== PROVIDED ENTRIES

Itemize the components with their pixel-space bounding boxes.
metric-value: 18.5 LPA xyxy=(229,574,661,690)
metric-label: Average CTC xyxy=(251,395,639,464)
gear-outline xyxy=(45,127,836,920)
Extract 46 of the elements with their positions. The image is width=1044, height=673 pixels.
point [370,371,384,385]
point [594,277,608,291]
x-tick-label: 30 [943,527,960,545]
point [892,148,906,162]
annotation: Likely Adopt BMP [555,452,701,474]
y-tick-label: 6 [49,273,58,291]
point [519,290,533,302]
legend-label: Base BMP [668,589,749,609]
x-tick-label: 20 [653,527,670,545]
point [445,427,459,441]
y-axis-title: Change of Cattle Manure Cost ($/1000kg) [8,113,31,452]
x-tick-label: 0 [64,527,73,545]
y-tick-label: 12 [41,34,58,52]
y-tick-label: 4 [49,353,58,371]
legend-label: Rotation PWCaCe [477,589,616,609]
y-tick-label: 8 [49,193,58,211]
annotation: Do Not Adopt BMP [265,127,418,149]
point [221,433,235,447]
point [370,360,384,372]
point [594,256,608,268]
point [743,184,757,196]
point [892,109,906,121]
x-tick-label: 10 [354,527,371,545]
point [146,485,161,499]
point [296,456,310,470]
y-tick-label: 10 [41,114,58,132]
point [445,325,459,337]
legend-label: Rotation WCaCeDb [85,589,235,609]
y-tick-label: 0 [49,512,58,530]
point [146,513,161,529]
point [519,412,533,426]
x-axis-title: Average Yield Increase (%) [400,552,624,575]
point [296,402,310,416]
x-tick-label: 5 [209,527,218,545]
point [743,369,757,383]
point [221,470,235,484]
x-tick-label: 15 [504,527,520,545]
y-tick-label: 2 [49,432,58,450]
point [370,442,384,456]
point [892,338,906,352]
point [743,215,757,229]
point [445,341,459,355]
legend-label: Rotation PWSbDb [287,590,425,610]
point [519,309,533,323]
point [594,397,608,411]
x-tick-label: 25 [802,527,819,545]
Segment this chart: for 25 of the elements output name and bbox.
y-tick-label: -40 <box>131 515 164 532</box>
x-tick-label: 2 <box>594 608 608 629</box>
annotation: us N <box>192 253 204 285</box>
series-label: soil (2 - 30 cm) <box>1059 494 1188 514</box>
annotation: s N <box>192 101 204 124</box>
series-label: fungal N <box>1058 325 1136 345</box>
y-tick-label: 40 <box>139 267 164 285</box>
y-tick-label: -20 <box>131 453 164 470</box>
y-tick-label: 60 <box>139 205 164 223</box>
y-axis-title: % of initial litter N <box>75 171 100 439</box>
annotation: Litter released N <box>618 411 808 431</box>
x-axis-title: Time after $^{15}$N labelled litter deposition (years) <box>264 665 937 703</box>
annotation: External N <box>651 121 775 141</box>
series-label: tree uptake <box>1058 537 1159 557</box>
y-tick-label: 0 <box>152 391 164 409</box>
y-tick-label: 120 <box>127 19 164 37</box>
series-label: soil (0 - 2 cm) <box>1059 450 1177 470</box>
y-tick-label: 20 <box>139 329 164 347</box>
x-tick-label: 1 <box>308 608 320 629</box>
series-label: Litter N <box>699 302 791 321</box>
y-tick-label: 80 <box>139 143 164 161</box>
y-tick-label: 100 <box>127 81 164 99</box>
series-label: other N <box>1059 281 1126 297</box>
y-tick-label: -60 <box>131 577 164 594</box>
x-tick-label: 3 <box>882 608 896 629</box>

====

*PROBLEM:* Please copy the data above line for line, leaving every character unchanged.

*THE OUTPUT:*
Itemize the components with their pixel-space bounding boxes.
metric-value: 18.5 LPA xyxy=(229,574,661,690)
metric-label: Average CTC xyxy=(251,395,639,464)
gear-outline xyxy=(45,127,836,920)
Extract 46 of the elements with their positions. The image is width=1044, height=673 pixels.
point [370,371,384,385]
point [594,277,608,291]
x-tick-label: 30 [943,527,960,545]
point [892,148,906,162]
annotation: Likely Adopt BMP [555,452,701,474]
y-tick-label: 6 [49,273,58,291]
point [519,290,533,302]
legend-label: Base BMP [668,589,749,609]
x-tick-label: 20 [653,527,670,545]
point [445,427,459,441]
y-axis-title: Change of Cattle Manure Cost ($/1000kg) [8,113,31,452]
x-tick-label: 0 [64,527,73,545]
y-tick-label: 12 [41,34,58,52]
y-tick-label: 4 [49,353,58,371]
legend-label: Rotation PWCaCe [477,589,616,609]
y-tick-label: 8 [49,193,58,211]
annotation: Do Not Adopt BMP [265,127,418,149]
point [221,433,235,447]
point [370,360,384,372]
point [594,256,608,268]
point [743,184,757,196]
point [892,109,906,121]
x-tick-label: 10 [354,527,371,545]
point [146,485,161,499]
point [296,456,310,470]
y-tick-label: 10 [41,114,58,132]
point [445,325,459,337]
legend-label: Rotation WCaCeDb [85,589,235,609]
y-tick-label: 0 [49,512,58,530]
point [146,513,161,529]
point [519,412,533,426]
x-axis-title: Average Yield Increase (%) [400,552,624,575]
point [296,402,310,416]
x-tick-label: 5 [209,527,218,545]
point [743,369,757,383]
point [221,470,235,484]
x-tick-label: 15 [504,527,520,545]
y-tick-label: 2 [49,432,58,450]
point [370,442,384,456]
point [892,338,906,352]
point [743,215,757,229]
point [445,341,459,355]
legend-label: Rotation PWSbDb [287,590,425,610]
point [519,309,533,323]
point [594,397,608,411]
x-tick-label: 25 [802,527,819,545]
Segment this chart: for 25 of the elements output name and bbox.
y-tick-label: -40 <box>131 515 164 532</box>
x-tick-label: 2 <box>594 608 608 629</box>
annotation: us N <box>192 253 204 285</box>
series-label: soil (2 - 30 cm) <box>1059 494 1188 514</box>
annotation: s N <box>192 101 204 124</box>
series-label: fungal N <box>1058 325 1136 345</box>
y-tick-label: 40 <box>139 267 164 285</box>
y-tick-label: -20 <box>131 453 164 470</box>
y-tick-label: 60 <box>139 205 164 223</box>
y-axis-title: % of initial litter N <box>75 171 100 439</box>
annotation: Litter released N <box>618 411 808 431</box>
x-axis-title: Time after $^{15}$N labelled litter deposition (years) <box>264 665 937 703</box>
annotation: External N <box>651 121 775 141</box>
series-label: tree uptake <box>1058 537 1159 557</box>
y-tick-label: 0 <box>152 391 164 409</box>
y-tick-label: 120 <box>127 19 164 37</box>
series-label: soil (0 - 2 cm) <box>1059 450 1177 470</box>
y-tick-label: 20 <box>139 329 164 347</box>
x-tick-label: 1 <box>308 608 320 629</box>
series-label: Litter N <box>699 302 791 321</box>
y-tick-label: 80 <box>139 143 164 161</box>
y-tick-label: 100 <box>127 81 164 99</box>
series-label: other N <box>1059 281 1126 297</box>
y-tick-label: -60 <box>131 577 164 594</box>
x-tick-label: 3 <box>882 608 896 629</box>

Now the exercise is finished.